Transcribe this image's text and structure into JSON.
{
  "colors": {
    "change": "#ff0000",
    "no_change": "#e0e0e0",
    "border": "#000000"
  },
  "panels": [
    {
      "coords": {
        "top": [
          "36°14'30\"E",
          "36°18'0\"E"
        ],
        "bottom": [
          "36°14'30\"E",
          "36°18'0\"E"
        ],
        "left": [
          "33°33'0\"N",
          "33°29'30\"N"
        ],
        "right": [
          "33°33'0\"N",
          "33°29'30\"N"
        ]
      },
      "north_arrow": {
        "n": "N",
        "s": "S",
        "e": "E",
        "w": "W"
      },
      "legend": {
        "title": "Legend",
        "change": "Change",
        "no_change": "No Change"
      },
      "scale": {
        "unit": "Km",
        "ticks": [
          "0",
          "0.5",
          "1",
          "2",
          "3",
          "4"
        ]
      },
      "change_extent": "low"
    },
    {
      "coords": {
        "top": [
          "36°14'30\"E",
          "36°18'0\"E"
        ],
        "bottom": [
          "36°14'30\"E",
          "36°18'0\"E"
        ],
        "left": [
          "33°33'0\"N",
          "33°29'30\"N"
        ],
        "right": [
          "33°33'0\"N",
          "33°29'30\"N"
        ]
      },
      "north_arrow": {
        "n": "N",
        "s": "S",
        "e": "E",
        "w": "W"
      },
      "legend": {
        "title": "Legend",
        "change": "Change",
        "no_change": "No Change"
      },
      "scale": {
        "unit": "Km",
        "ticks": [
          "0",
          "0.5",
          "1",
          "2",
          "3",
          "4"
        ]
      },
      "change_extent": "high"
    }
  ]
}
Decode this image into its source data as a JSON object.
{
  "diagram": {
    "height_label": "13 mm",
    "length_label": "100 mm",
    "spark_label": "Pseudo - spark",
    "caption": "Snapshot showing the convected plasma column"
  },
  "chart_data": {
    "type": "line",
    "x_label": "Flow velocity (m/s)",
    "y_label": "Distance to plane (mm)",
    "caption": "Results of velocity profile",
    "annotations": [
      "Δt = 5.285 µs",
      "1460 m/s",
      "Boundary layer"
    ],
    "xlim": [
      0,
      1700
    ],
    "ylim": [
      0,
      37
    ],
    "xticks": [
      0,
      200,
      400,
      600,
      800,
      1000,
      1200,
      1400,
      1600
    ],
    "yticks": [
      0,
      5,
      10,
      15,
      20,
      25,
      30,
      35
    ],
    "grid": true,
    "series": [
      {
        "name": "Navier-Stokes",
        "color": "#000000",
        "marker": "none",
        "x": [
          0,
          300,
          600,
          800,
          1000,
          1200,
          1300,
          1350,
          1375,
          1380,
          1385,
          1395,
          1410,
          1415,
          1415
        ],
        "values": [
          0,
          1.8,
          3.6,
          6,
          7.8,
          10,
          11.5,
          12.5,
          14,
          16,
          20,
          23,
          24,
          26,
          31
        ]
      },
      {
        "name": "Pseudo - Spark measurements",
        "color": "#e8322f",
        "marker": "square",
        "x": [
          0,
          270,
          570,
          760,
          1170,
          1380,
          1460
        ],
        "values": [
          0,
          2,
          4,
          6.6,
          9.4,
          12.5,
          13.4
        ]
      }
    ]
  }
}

=-=-=

Requirement: Your task is to repeat each line of the material exactly.

Answer to the exercise:
Transcribe this image's text and structure into JSON.
{
  "colors": {
    "change": "#ff0000",
    "no_change": "#e0e0e0",
    "border": "#000000"
  },
  "panels": [
    {
      "coords": {
        "top": [
          "36°14'30\"E",
          "36°18'0\"E"
        ],
        "bottom": [
          "36°14'30\"E",
          "36°18'0\"E"
        ],
        "left": [
          "33°33'0\"N",
          "33°29'30\"N"
        ],
        "right": [
          "33°33'0\"N",
          "33°29'30\"N"
        ]
      },
      "north_arrow": {
        "n": "N",
        "s": "S",
        "e": "E",
        "w": "W"
      },
      "legend": {
        "title": "Legend",
        "change": "Change",
        "no_change": "No Change"
      },
      "scale": {
        "unit": "Km",
        "ticks": [
          "0",
          "0.5",
          "1",
          "2",
          "3",
          "4"
        ]
      },
      "change_extent": "low"
    },
    {
      "coords": {
        "top": [
          "36°14'30\"E",
          "36°18'0\"E"
        ],
        "bottom": [
          "36°14'30\"E",
          "36°18'0\"E"
        ],
        "left": [
          "33°33'0\"N",
          "33°29'30\"N"
        ],
        "right": [
          "33°33'0\"N",
          "33°29'30\"N"
        ]
      },
      "north_arrow": {
        "n": "N",
        "s": "S",
        "e": "E",
        "w": "W"
      },
      "legend": {
        "title": "Legend",
        "change": "Change",
        "no_change": "No Change"
      },
      "scale": {
        "unit": "Km",
        "ticks": [
          "0",
          "0.5",
          "1",
          "2",
          "3",
          "4"
        ]
      },
      "change_extent": "high"
    }
  ]
}
Decode this image into its source data as a JSON object.
{
  "diagram": {
    "height_label": "13 mm",
    "length_label": "100 mm",
    "spark_label": "Pseudo - spark",
    "caption": "Snapshot showing the convected plasma column"
  },
  "chart_data": {
    "type": "line",
    "x_label": "Flow velocity (m/s)",
    "y_label": "Distance to plane (mm)",
    "caption": "Results of velocity profile",
    "annotations": [
      "Δt = 5.285 µs",
      "1460 m/s",
      "Boundary layer"
    ],
    "xlim": [
      0,
      1700
    ],
    "ylim": [
      0,
      37
    ],
    "xticks": [
      0,
      200,
      400,
      600,
      800,
      1000,
      1200,
      1400,
      1600
    ],
    "yticks": [
      0,
      5,
      10,
      15,
      20,
      25,
      30,
      35
    ],
    "grid": true,
    "series": [
      {
        "name": "Navier-Stokes",
        "color": "#000000",
        "marker": "none",
        "x": [
          0,
          300,
          600,
          800,
          1000,
          1200,
          1300,
          1350,
          1375,
          1380,
          1385,
          1395,
          1410,
          1415,
          1415
        ],
        "values": [
          0,
          1.8,
          3.6,
          6,
          7.8,
          10,
          11.5,
          12.5,
          14,
          16,
          20,
          23,
          24,
          26,
          31
        ]
      },
      {
        "name": "Pseudo - Spark measurements",
        "color": "#e8322f",
        "marker": "square",
        "x": [
          0,
          270,
          570,
          760,
          1170,
          1380,
          1460
        ],
        "values": [
          0,
          2,
          4,
          6.6,
          9.4,
          12.5,
          13.4
        ]
      }
    ]
  }
}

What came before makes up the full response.